▶ [EXCERPTED RECORDS]:
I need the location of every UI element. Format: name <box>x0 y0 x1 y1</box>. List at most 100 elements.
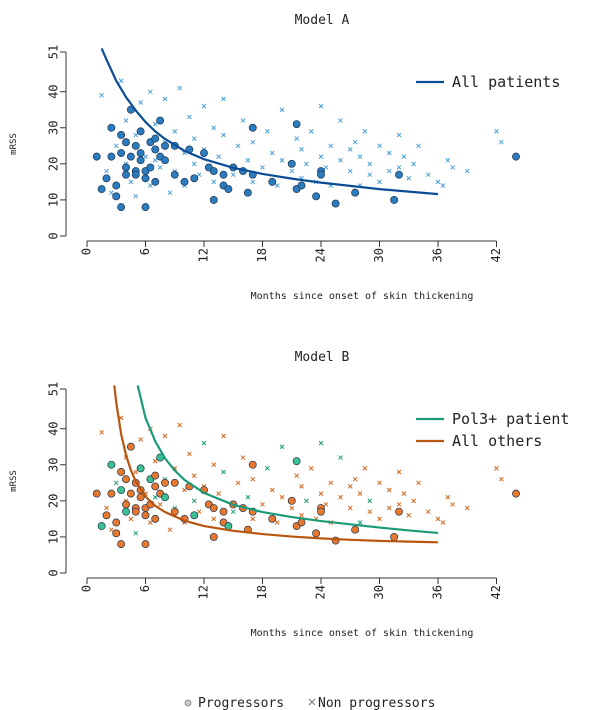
non-progressor-stroke <box>250 139 256 145</box>
non-progressor-stroke <box>240 455 246 460</box>
non-progressor-stroke <box>279 494 285 500</box>
non-progressor-point <box>148 183 153 188</box>
non-progressor-point <box>250 476 256 482</box>
non-progressor-point <box>362 466 368 471</box>
non-progressor-stroke <box>221 96 226 102</box>
non-progressor-stroke <box>323 165 329 170</box>
non-progressor-stroke <box>318 103 324 109</box>
non-progressor-stroke <box>104 505 109 511</box>
non-progressor-stroke <box>274 183 280 188</box>
non-progressor-point <box>260 502 265 507</box>
x-tick-label: 0 <box>80 585 94 592</box>
non-progressor-point <box>338 455 343 460</box>
progressor-point <box>268 177 277 186</box>
non-progressor-point <box>177 85 182 91</box>
non-progressor-point <box>308 466 314 471</box>
non-progressor-stroke <box>196 509 202 515</box>
non-progressor-stroke <box>347 484 353 489</box>
non-progressor-stroke <box>416 143 421 149</box>
non-progressor-stroke <box>435 179 441 185</box>
chart-title: Model B <box>295 350 350 365</box>
non-progressor-stroke <box>386 505 392 511</box>
non-progressor-stroke <box>425 172 431 178</box>
non-progressor-point <box>386 505 392 511</box>
non-progressor-stroke <box>294 473 299 478</box>
progressor-point <box>141 174 150 183</box>
non-progressor-point <box>347 147 353 152</box>
progressor-point <box>200 149 208 157</box>
non-progressor-stroke <box>113 143 119 149</box>
non-progressor-point <box>128 179 134 185</box>
non-progressor-stroke <box>279 157 285 163</box>
non-progressor-point <box>172 129 178 134</box>
non-progressor-point <box>221 469 226 475</box>
x-tick-label: 0 <box>80 248 94 255</box>
progressor-point <box>151 514 160 523</box>
progressor-point <box>136 149 145 157</box>
non-progressor-stroke <box>109 190 114 196</box>
chart-title: Model A <box>295 13 350 28</box>
non-progressor-stroke <box>133 193 139 199</box>
non-progressor-stroke <box>191 498 197 504</box>
non-progressor-point <box>464 168 470 174</box>
progressor-point <box>107 460 116 469</box>
non-progressor-point <box>152 494 158 500</box>
non-progressor-point <box>240 118 246 123</box>
non-progressor-point <box>162 433 168 439</box>
non-progressor-point <box>347 505 353 511</box>
non-progressor-point <box>123 118 129 123</box>
non-progressor-stroke <box>294 136 299 141</box>
non-progressor-stroke <box>191 136 197 141</box>
progressor-point <box>209 167 218 176</box>
progressor-point <box>151 471 160 480</box>
progressor-point <box>317 507 325 516</box>
non-progressor-point <box>347 484 353 489</box>
fitted-line <box>113 385 439 544</box>
non-progressor-stroke <box>464 168 470 174</box>
non-progressor-point <box>318 103 324 109</box>
non-progressor-point <box>211 462 217 468</box>
non-progressor-stroke <box>148 183 153 188</box>
non-progressor-point <box>138 437 143 442</box>
y-tick-label: 0 <box>47 232 61 239</box>
progressor-point <box>297 518 306 527</box>
non-progressor-stroke <box>99 429 104 435</box>
non-progressor-stroke <box>328 143 334 149</box>
progressor-point <box>131 507 140 516</box>
non-progressor-stroke <box>143 154 148 159</box>
non-progressor-point <box>352 476 358 482</box>
x-axis-label: Months since onset of skin thickening <box>251 628 474 639</box>
non-progressor-stroke <box>377 179 382 185</box>
non-progressor-point <box>323 165 329 170</box>
non-progressor-stroke <box>265 129 270 134</box>
progressor-point <box>126 489 135 498</box>
non-progressor-stroke <box>367 172 373 178</box>
non-progressor-stroke <box>289 168 295 174</box>
progressors-legend-marker <box>184 699 192 707</box>
progressor-point <box>97 522 106 531</box>
non-progressor-point <box>187 451 192 457</box>
non-progressor-point <box>367 172 373 178</box>
non-progressor-point <box>299 512 304 518</box>
non-progressor-point <box>362 129 368 134</box>
progressor-point <box>117 203 126 212</box>
non-progressor-point <box>318 440 324 446</box>
non-progressor-point <box>377 143 382 149</box>
non-progressor-stroke <box>411 498 416 504</box>
non-progressor-stroke <box>435 516 441 522</box>
non-progressor-stroke <box>279 107 285 113</box>
non-progressor-stroke <box>152 121 158 127</box>
non-progressor-point <box>221 96 226 102</box>
non-progressor-point <box>211 516 217 522</box>
non-progressor-point <box>133 530 139 536</box>
non-progressor-stroke <box>269 487 275 493</box>
progressor-point <box>131 141 140 150</box>
non-progressor-stroke <box>396 502 402 507</box>
x-tick-label: 30 <box>372 585 386 599</box>
non-progressor-point <box>216 491 221 496</box>
non-progressor-stroke <box>396 165 402 170</box>
non-progressor-point <box>416 143 421 149</box>
non-progressor-point <box>401 491 407 496</box>
non-progressor-point <box>221 433 226 439</box>
non-progressor-stroke <box>362 466 368 471</box>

▶ [WHAT IS REQUIRED]: Reproduce verbatim the lines in the items from the line containing "non-progressor-stroke <box>250 139" up to and including the line containing "x-tick-label: 0 <box>80 585 94 592</box>".

▶ [OUTPUT FOR THIS TASK]:
non-progressor-stroke <box>250 139 256 145</box>
non-progressor-stroke <box>240 455 246 460</box>
non-progressor-stroke <box>279 494 285 500</box>
non-progressor-point <box>148 183 153 188</box>
non-progressor-point <box>250 476 256 482</box>
non-progressor-point <box>362 466 368 471</box>
non-progressor-stroke <box>221 96 226 102</box>
non-progressor-stroke <box>323 165 329 170</box>
non-progressor-stroke <box>318 103 324 109</box>
non-progressor-stroke <box>104 505 109 511</box>
non-progressor-stroke <box>274 183 280 188</box>
non-progressor-point <box>260 502 265 507</box>
x-tick-label: 0 <box>80 585 94 592</box>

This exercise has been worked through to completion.